* Source data
[start]

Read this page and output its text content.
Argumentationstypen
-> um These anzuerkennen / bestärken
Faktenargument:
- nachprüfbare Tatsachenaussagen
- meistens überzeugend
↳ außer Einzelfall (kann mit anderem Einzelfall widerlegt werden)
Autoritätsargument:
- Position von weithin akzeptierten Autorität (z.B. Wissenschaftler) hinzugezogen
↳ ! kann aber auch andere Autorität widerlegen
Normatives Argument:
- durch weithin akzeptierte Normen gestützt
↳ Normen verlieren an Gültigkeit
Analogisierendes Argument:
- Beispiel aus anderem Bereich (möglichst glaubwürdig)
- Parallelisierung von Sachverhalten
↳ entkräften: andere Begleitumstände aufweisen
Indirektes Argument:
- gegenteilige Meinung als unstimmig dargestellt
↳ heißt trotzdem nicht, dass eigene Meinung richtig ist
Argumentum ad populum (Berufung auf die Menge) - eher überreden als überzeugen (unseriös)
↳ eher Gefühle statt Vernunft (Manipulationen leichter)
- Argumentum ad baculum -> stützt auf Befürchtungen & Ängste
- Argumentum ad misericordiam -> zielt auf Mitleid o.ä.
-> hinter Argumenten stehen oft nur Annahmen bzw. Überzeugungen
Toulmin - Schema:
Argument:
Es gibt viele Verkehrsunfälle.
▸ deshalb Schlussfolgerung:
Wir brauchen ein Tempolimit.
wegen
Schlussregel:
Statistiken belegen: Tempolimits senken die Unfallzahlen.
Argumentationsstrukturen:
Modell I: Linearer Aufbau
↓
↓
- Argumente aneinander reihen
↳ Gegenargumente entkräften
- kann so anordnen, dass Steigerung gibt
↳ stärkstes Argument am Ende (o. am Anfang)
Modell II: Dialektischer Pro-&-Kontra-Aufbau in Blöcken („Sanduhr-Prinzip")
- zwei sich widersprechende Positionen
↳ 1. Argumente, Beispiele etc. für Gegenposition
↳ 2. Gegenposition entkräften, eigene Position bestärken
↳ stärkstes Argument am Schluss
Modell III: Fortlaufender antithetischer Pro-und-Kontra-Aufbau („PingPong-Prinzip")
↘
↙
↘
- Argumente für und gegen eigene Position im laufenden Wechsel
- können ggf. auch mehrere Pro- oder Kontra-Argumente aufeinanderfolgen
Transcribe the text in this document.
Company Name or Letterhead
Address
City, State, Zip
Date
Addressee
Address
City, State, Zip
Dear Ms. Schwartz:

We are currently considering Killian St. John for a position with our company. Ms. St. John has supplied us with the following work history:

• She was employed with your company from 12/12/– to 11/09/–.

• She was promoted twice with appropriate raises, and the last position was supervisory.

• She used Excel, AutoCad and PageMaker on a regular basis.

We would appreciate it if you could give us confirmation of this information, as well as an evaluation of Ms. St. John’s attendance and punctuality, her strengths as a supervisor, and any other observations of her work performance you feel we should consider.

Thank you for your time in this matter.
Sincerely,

[end]

* What you should do
Restate the whole listing exactly, leaving out nothing.

* Solution to the problem
Read this page and output its text content.
Argumentationstypen
-> um These anzuerkennen / bestärken
Faktenargument:
- nachprüfbare Tatsachenaussagen
- meistens überzeugend
↳ außer Einzelfall (kann mit anderem Einzelfall widerlegt werden)
Autoritätsargument:
- Position von weithin akzeptierten Autorität (z.B. Wissenschaftler) hinzugezogen
↳ ! kann aber auch andere Autorität widerlegen
Normatives Argument:
- durch weithin akzeptierte Normen gestützt
↳ Normen verlieren an Gültigkeit
Analogisierendes Argument:
- Beispiel aus anderem Bereich (möglichst glaubwürdig)
- Parallelisierung von Sachverhalten
↳ entkräften: andere Begleitumstände aufweisen
Indirektes Argument:
- gegenteilige Meinung als unstimmig dargestellt
↳ heißt trotzdem nicht, dass eigene Meinung richtig ist
Argumentum ad populum (Berufung auf die Menge) - eher überreden als überzeugen (unseriös)
↳ eher Gefühle statt Vernunft (Manipulationen leichter)
- Argumentum ad baculum -> stützt auf Befürchtungen & Ängste
- Argumentum ad misericordiam -> zielt auf Mitleid o.ä.
-> hinter Argumenten stehen oft nur Annahmen bzw. Überzeugungen
Toulmin - Schema:
Argument:
Es gibt viele Verkehrsunfälle.
▸ deshalb Schlussfolgerung:
Wir brauchen ein Tempolimit.
wegen
Schlussregel:
Statistiken belegen: Tempolimits senken die Unfallzahlen.
Argumentationsstrukturen:
Modell I: Linearer Aufbau
↓
↓
- Argumente aneinander reihen
↳ Gegenargumente entkräften
- kann so anordnen, dass Steigerung gibt
↳ stärkstes Argument am Ende (o. am Anfang)
Modell II: Dialektischer Pro-&-Kontra-Aufbau in Blöcken („Sanduhr-Prinzip")
- zwei sich widersprechende Positionen
↳ 1. Argumente, Beispiele etc. für Gegenposition
↳ 2. Gegenposition entkräften, eigene Position bestärken
↳ stärkstes Argument am Schluss
Modell III: Fortlaufender antithetischer Pro-und-Kontra-Aufbau („PingPong-Prinzip")
↘
↙
↘
- Argumente für und gegen eigene Position im laufenden Wechsel
- können ggf. auch mehrere Pro- oder Kontra-Argumente aufeinanderfolgen
Transcribe the text in this document.
Company Name or Letterhead
Address
City, State, Zip
Date
Addressee
Address
City, State, Zip
Dear Ms. Schwartz:

We are currently considering Killian St. John for a position with our company. Ms. St. John has supplied us with the following work history:

• She was employed with your company from 12/12/– to 11/09/–.

• She was promoted twice with appropriate raises, and the last position was supervisory.

• She used Excel, AutoCad and PageMaker on a regular basis.

We would appreciate it if you could give us confirmation of this information, as well as an evaluation of Ms. St. John’s attendance and punctuality, her strengths as a supervisor, and any other observations of her work performance you feel we should consider.

Thank you for your time in this matter.
Sincerely,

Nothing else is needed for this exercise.